*Dataset rows*.
_ _ _
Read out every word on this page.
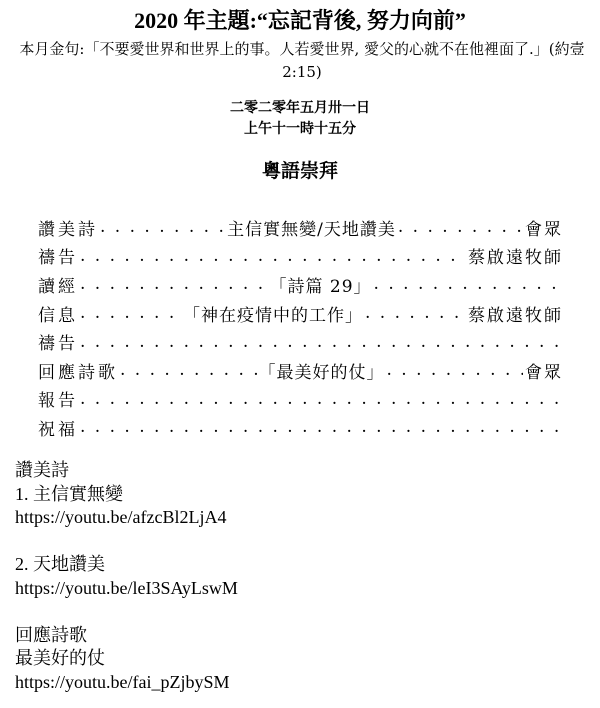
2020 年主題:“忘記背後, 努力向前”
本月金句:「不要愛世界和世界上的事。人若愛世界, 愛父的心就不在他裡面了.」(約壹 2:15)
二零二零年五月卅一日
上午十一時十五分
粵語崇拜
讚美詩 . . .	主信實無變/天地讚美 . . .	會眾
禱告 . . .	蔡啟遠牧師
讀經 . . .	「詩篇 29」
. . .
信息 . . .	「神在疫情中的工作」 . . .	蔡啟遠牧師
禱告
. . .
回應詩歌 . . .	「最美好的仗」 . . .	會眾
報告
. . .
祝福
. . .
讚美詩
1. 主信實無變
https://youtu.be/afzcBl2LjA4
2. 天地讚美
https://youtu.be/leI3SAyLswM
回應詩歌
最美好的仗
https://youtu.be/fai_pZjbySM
_ _ _
*Exercise description*. Reproduce every line of the material precisely, omitting its pictures.

*Result of this task*.
Read out every word on this page.
2020 年主題:“忘記背後, 努力向前”
本月金句:「不要愛世界和世界上的事。人若愛世界, 愛父的心就不在他裡面了.」(約壹 2:15)
二零二零年五月卅一日
上午十一時十五分
粵語崇拜
讚美詩 . . .	主信實無變/天地讚美 . . .	會眾
禱告 . . .	蔡啟遠牧師
讀經 . . .	「詩篇 29」
. . .
信息 . . .	「神在疫情中的工作」 . . .	蔡啟遠牧師
禱告
. . .
回應詩歌 . . .	「最美好的仗」 . . .	會眾
報告
. . .
祝福
. . .
讚美詩
1. 主信實無變
https://youtu.be/afzcBl2LjA4
2. 天地讚美
https://youtu.be/leI3SAyLswM
回應詩歌
最美好的仗
https://youtu.be/fai_pZjbySM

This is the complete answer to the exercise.